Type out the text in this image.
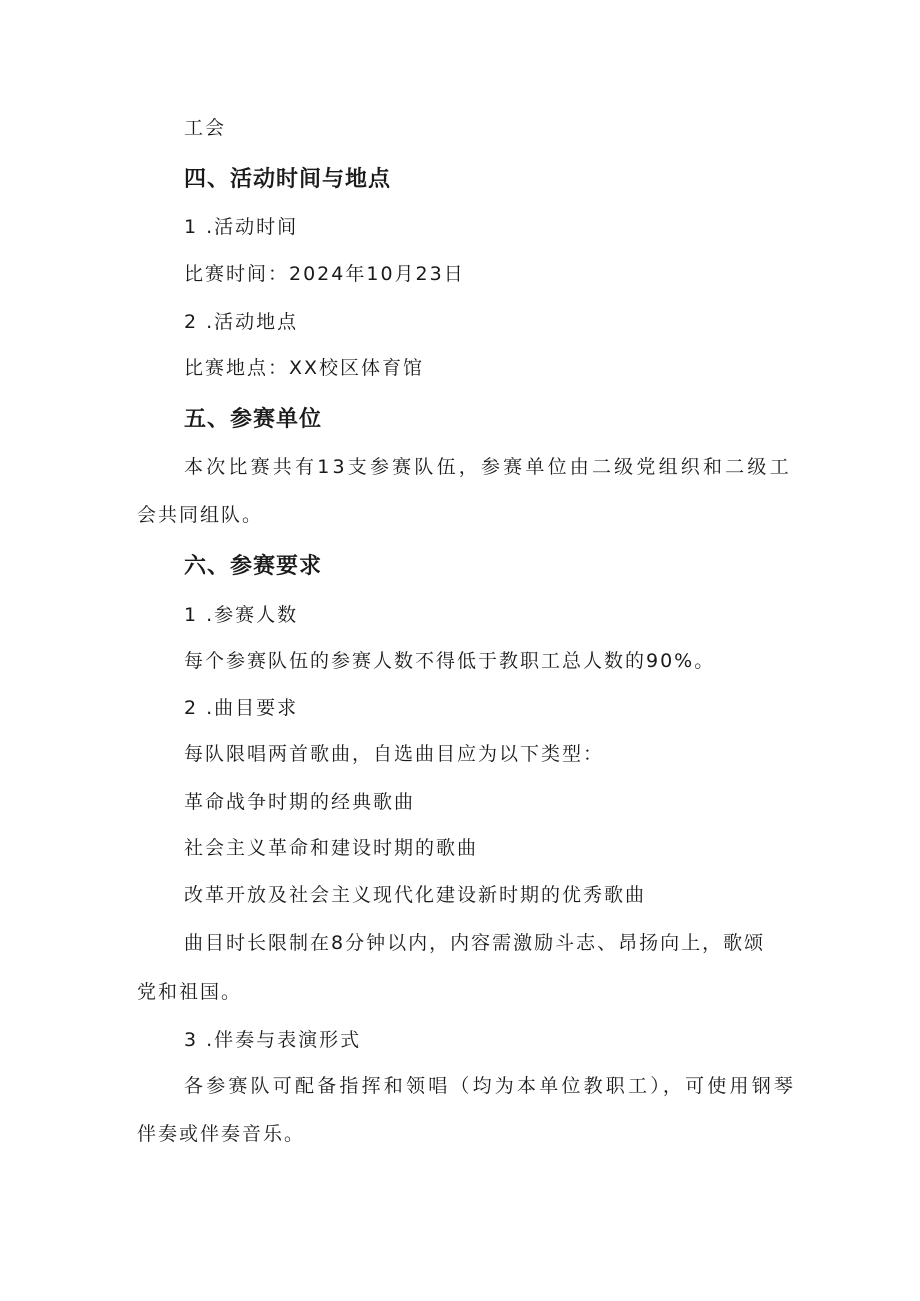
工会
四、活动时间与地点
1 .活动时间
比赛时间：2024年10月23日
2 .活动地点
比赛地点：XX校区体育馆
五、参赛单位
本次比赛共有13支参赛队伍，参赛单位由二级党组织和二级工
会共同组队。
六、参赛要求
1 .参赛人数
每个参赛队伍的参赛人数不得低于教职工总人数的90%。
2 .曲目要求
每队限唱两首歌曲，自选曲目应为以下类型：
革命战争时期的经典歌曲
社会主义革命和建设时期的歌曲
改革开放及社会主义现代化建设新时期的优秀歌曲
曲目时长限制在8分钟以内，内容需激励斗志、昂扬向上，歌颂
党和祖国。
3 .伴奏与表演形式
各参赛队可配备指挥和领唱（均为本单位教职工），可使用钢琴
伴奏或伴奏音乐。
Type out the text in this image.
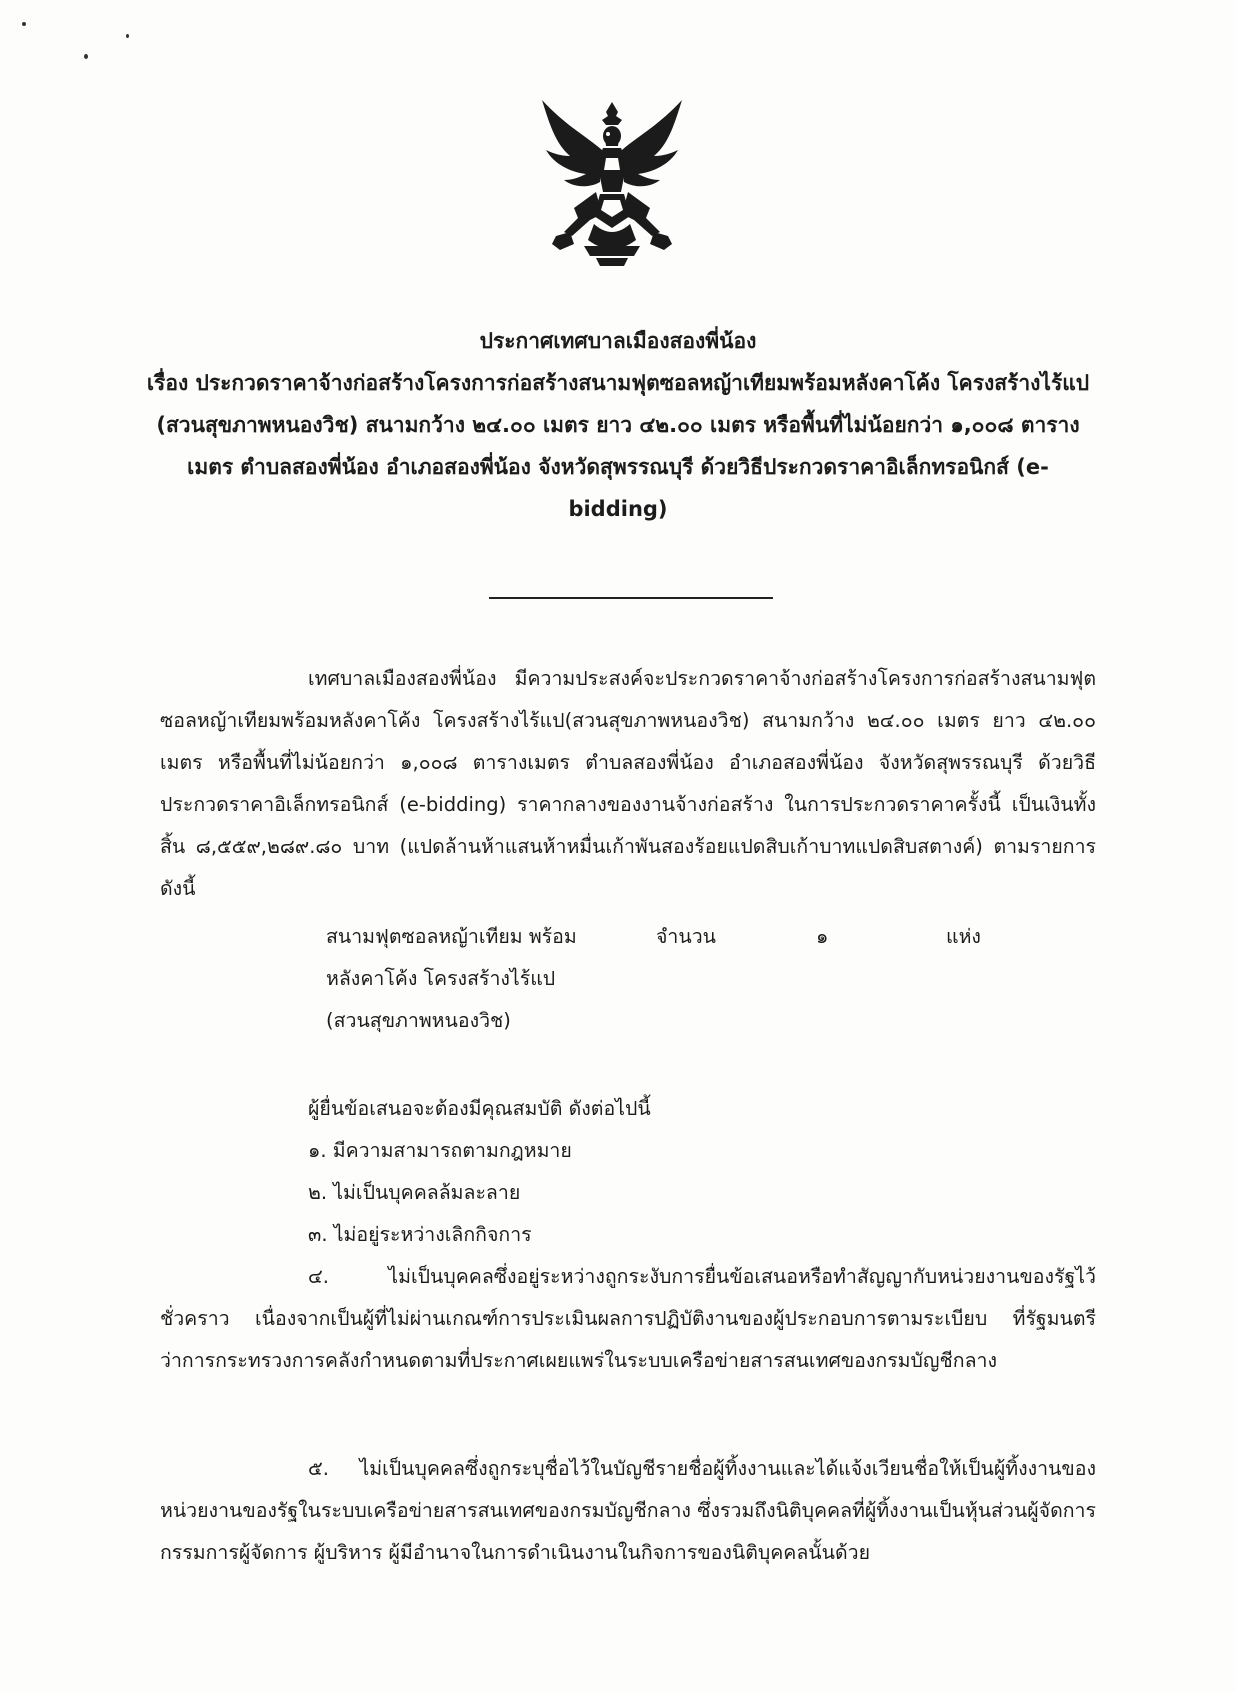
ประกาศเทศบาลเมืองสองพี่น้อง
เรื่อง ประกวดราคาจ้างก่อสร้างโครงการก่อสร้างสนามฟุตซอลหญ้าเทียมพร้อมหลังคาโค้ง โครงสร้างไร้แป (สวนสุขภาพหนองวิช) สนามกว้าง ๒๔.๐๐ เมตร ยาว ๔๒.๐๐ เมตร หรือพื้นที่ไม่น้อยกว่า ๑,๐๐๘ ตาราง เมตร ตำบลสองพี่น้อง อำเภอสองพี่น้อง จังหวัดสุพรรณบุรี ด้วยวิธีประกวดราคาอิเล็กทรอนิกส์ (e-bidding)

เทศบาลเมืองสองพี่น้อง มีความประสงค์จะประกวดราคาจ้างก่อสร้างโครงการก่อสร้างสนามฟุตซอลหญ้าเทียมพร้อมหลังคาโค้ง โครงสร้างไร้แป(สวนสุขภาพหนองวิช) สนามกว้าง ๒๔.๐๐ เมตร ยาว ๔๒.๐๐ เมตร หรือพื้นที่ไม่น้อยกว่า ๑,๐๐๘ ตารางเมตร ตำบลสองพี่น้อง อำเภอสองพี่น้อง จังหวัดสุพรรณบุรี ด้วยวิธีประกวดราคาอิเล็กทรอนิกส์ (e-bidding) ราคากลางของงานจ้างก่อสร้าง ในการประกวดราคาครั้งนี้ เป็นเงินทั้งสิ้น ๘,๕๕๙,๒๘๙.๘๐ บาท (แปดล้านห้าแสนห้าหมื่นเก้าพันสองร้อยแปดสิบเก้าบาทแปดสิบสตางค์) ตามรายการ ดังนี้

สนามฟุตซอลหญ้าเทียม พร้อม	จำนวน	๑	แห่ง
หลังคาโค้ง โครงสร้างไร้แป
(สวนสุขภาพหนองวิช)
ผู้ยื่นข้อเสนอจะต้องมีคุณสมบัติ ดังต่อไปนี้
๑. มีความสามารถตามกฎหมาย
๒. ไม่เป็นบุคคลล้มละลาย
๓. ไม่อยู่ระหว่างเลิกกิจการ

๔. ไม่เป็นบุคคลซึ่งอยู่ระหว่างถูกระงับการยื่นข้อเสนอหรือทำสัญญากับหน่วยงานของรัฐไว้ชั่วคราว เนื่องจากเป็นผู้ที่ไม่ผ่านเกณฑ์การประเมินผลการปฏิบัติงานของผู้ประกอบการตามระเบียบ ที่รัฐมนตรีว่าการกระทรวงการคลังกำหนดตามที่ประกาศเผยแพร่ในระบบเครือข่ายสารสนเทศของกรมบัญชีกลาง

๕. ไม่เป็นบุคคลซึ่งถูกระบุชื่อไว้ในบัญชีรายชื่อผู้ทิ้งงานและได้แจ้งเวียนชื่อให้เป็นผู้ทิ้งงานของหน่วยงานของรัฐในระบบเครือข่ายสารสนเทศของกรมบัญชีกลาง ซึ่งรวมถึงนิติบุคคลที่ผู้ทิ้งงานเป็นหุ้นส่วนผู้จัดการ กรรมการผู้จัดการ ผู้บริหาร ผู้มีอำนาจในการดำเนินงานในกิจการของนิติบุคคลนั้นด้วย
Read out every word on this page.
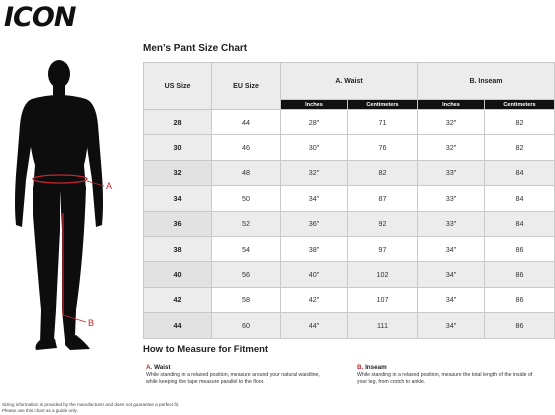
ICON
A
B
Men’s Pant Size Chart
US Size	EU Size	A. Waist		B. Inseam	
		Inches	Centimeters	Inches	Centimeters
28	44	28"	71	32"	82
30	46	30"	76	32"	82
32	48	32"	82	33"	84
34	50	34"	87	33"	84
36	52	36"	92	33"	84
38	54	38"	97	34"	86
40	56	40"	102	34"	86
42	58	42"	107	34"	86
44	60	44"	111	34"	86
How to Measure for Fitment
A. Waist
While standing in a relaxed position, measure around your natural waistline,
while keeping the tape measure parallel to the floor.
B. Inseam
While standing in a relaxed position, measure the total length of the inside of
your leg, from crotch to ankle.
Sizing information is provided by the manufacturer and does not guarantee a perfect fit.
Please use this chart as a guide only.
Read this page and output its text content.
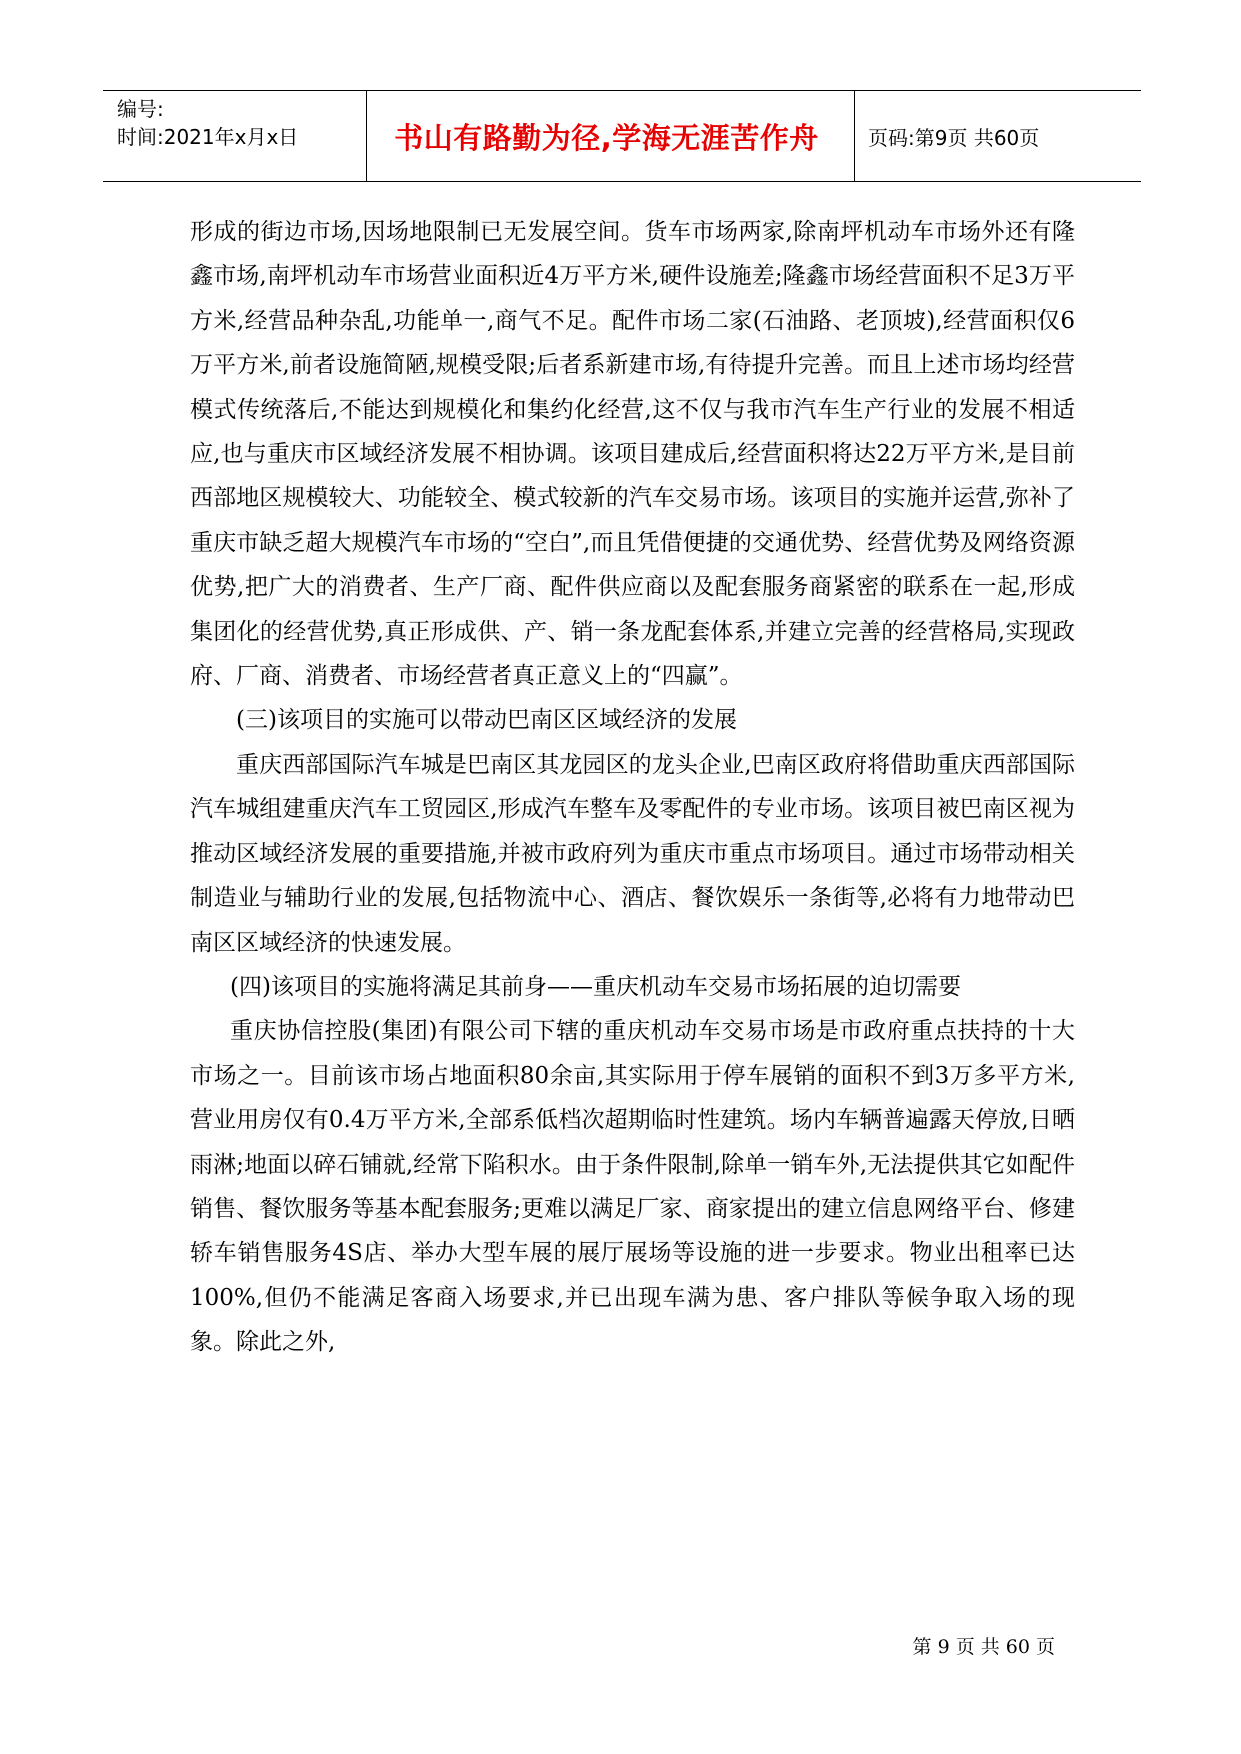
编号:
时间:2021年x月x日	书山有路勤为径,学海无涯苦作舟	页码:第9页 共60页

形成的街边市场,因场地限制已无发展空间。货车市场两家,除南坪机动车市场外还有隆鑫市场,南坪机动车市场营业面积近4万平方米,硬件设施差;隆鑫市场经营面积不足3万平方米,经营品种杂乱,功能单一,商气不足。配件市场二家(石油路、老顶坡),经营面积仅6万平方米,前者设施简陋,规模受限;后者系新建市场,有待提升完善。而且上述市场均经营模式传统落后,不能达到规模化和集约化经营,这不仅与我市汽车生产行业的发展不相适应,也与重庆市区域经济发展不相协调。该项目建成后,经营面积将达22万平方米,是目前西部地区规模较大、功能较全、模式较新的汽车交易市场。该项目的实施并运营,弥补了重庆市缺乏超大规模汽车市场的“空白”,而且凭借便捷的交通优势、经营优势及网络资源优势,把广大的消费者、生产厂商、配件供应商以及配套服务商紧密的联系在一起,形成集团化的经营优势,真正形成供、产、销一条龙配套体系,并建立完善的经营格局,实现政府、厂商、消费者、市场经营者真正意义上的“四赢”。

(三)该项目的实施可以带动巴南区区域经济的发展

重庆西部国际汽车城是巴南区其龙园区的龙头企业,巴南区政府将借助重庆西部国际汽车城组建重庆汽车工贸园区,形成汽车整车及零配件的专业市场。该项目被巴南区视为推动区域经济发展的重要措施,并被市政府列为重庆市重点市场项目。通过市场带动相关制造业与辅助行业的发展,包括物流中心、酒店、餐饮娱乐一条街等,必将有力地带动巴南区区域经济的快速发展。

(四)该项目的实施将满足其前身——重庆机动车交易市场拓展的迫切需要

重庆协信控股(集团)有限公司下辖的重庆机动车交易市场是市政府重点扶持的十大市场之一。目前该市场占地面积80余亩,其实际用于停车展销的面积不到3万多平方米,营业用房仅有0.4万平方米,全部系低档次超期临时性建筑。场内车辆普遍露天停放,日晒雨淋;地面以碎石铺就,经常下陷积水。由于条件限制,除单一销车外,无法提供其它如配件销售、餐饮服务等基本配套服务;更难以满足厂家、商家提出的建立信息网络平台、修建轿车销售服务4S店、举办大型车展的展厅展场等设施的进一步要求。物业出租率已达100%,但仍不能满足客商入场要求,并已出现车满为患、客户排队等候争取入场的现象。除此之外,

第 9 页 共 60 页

### Work to be completed
Set down the line containing "Read this page and output its text content.", then every later line through the end of the material, exactly as written; omit any picture.

### Response for this exercise
Read this page and output its text content.
编号:
时间:2021年x月x日	书山有路勤为径,学海无涯苦作舟	页码:第9页 共60页

形成的街边市场,因场地限制已无发展空间。货车市场两家,除南坪机动车市场外还有隆鑫市场,南坪机动车市场营业面积近4万平方米,硬件设施差;隆鑫市场经营面积不足3万平方米,经营品种杂乱,功能单一,商气不足。配件市场二家(石油路、老顶坡),经营面积仅6万平方米,前者设施简陋,规模受限;后者系新建市场,有待提升完善。而且上述市场均经营模式传统落后,不能达到规模化和集约化经营,这不仅与我市汽车生产行业的发展不相适应,也与重庆市区域经济发展不相协调。该项目建成后,经营面积将达22万平方米,是目前西部地区规模较大、功能较全、模式较新的汽车交易市场。该项目的实施并运营,弥补了重庆市缺乏超大规模汽车市场的“空白”,而且凭借便捷的交通优势、经营优势及网络资源优势,把广大的消费者、生产厂商、配件供应商以及配套服务商紧密的联系在一起,形成集团化的经营优势,真正形成供、产、销一条龙配套体系,并建立完善的经营格局,实现政府、厂商、消费者、市场经营者真正意义上的“四赢”。

(三)该项目的实施可以带动巴南区区域经济的发展

重庆西部国际汽车城是巴南区其龙园区的龙头企业,巴南区政府将借助重庆西部国际汽车城组建重庆汽车工贸园区,形成汽车整车及零配件的专业市场。该项目被巴南区视为推动区域经济发展的重要措施,并被市政府列为重庆市重点市场项目。通过市场带动相关制造业与辅助行业的发展,包括物流中心、酒店、餐饮娱乐一条街等,必将有力地带动巴南区区域经济的快速发展。

(四)该项目的实施将满足其前身——重庆机动车交易市场拓展的迫切需要

重庆协信控股(集团)有限公司下辖的重庆机动车交易市场是市政府重点扶持的十大市场之一。目前该市场占地面积80余亩,其实际用于停车展销的面积不到3万多平方米,营业用房仅有0.4万平方米,全部系低档次超期临时性建筑。场内车辆普遍露天停放,日晒雨淋;地面以碎石铺就,经常下陷积水。由于条件限制,除单一销车外,无法提供其它如配件销售、餐饮服务等基本配套服务;更难以满足厂家、商家提出的建立信息网络平台、修建轿车销售服务4S店、举办大型车展的展厅展场等设施的进一步要求。物业出租率已达100%,但仍不能满足客商入场要求,并已出现车满为患、客户排队等候争取入场的现象。除此之外,

第 9 页 共 60 页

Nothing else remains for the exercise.